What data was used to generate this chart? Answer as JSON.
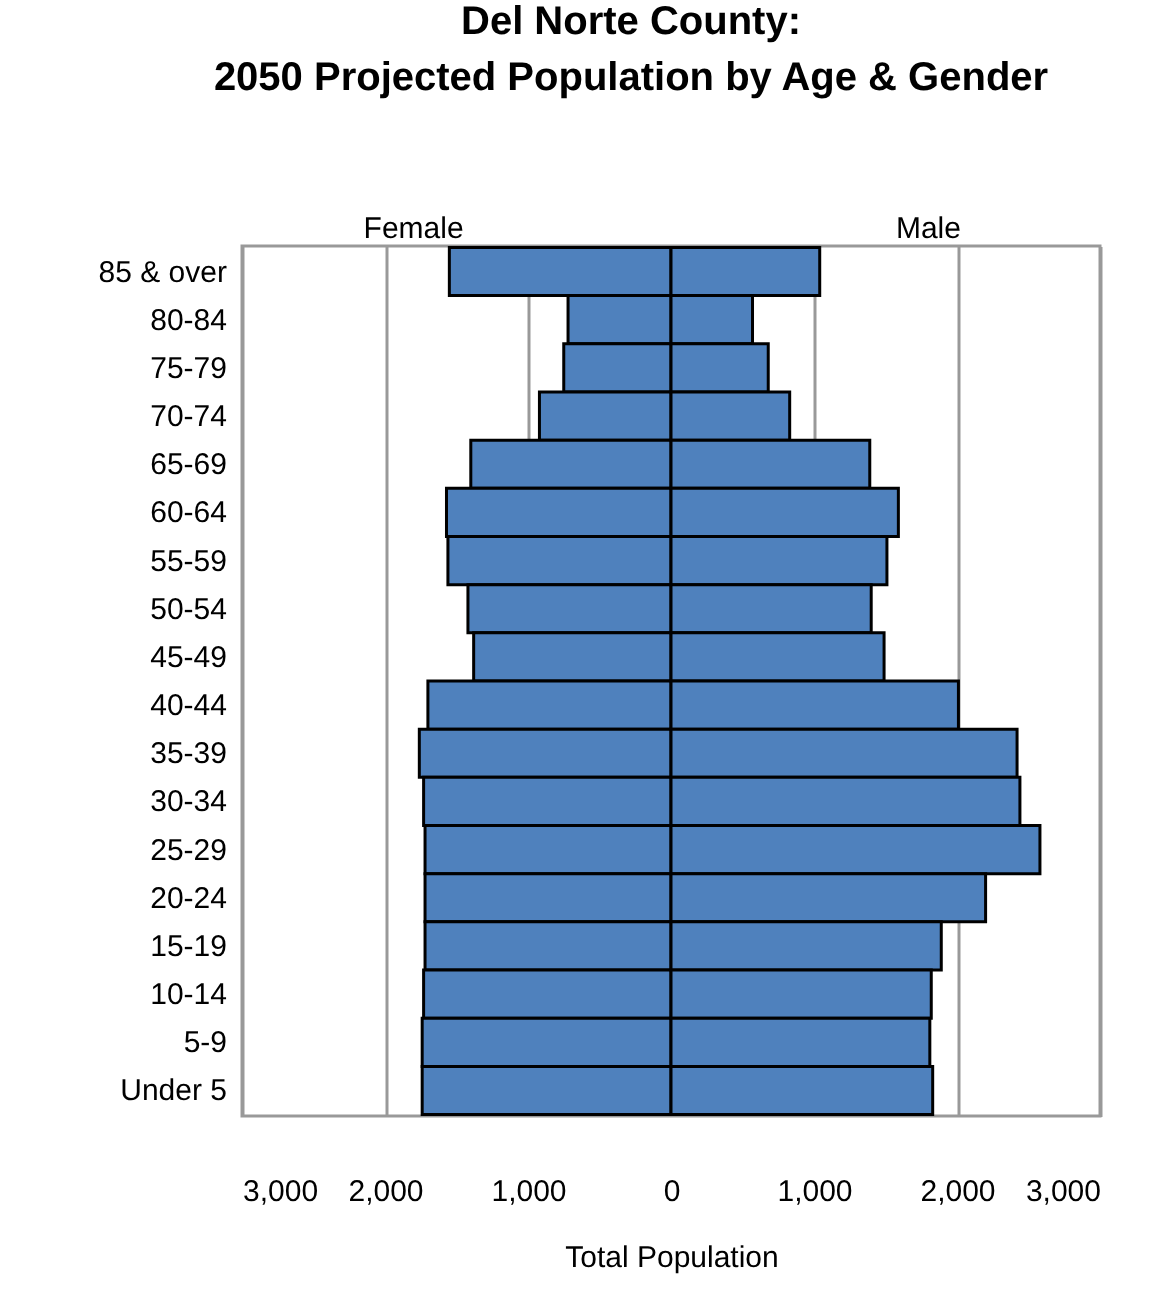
{
  "chart_data": {
    "type": "bar",
    "orientation": "horizontal",
    "title": "Del Norte County:\n2050 Projected Population by Age & Gender",
    "xlabel": "Total Population",
    "categories": [
      "85 & over",
      "80-84",
      "75-79",
      "70-74",
      "65-69",
      "60-64",
      "55-59",
      "50-54",
      "45-49",
      "40-44",
      "35-39",
      "30-34",
      "25-29",
      "20-24",
      "15-19",
      "10-14",
      "5-9",
      "Under 5"
    ],
    "series": [
      {
        "name": "Female",
        "color": "#4f81bd",
        "values": [
          -1550,
          -720,
          -750,
          -920,
          -1400,
          -1570,
          -1560,
          -1420,
          -1380,
          -1700,
          -1760,
          -1730,
          -1720,
          -1720,
          -1720,
          -1730,
          -1740,
          -1740
        ]
      },
      {
        "name": "Male",
        "color": "#4f81bd",
        "values": [
          1040,
          570,
          680,
          830,
          1390,
          1590,
          1510,
          1400,
          1490,
          2010,
          2420,
          2440,
          2580,
          2200,
          1890,
          1820,
          1810,
          1830
        ]
      }
    ],
    "xlim": [
      -3000,
      3000
    ],
    "xticks": [
      {
        "value": -3000,
        "label": "3,000"
      },
      {
        "value": -2000,
        "label": "2,000"
      },
      {
        "value": -1000,
        "label": "1,000"
      },
      0,
      {
        "value": 1000,
        "label": "1,000"
      },
      {
        "value": 2000,
        "label": "2,000"
      },
      {
        "value": 3000,
        "label": "3,000"
      }
    ],
    "stacked": true,
    "grid": "x",
    "legend": false
  }
}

Directive - Extract every line of the data exactly; pictures stay out.

Final result -
What data was used to generate this chart? Answer as JSON.
{
  "chart_data": {
    "type": "bar",
    "orientation": "horizontal",
    "title": "Del Norte County:\n2050 Projected Population by Age & Gender",
    "xlabel": "Total Population",
    "categories": [
      "85 & over",
      "80-84",
      "75-79",
      "70-74",
      "65-69",
      "60-64",
      "55-59",
      "50-54",
      "45-49",
      "40-44",
      "35-39",
      "30-34",
      "25-29",
      "20-24",
      "15-19",
      "10-14",
      "5-9",
      "Under 5"
    ],
    "series": [
      {
        "name": "Female",
        "color": "#4f81bd",
        "values": [
          -1550,
          -720,
          -750,
          -920,
          -1400,
          -1570,
          -1560,
          -1420,
          -1380,
          -1700,
          -1760,
          -1730,
          -1720,
          -1720,
          -1720,
          -1730,
          -1740,
          -1740
        ]
      },
      {
        "name": "Male",
        "color": "#4f81bd",
        "values": [
          1040,
          570,
          680,
          830,
          1390,
          1590,
          1510,
          1400,
          1490,
          2010,
          2420,
          2440,
          2580,
          2200,
          1890,
          1820,
          1810,
          1830
        ]
      }
    ],
    "xlim": [
      -3000,
      3000
    ],
    "xticks": [
      {
        "value": -3000,
        "label": "3,000"
      },
      {
        "value": -2000,
        "label": "2,000"
      },
      {
        "value": -1000,
        "label": "1,000"
      },
      0,
      {
        "value": 1000,
        "label": "1,000"
      },
      {
        "value": 2000,
        "label": "2,000"
      },
      {
        "value": 3000,
        "label": "3,000"
      }
    ],
    "stacked": true,
    "grid": "x",
    "legend": false
  }
}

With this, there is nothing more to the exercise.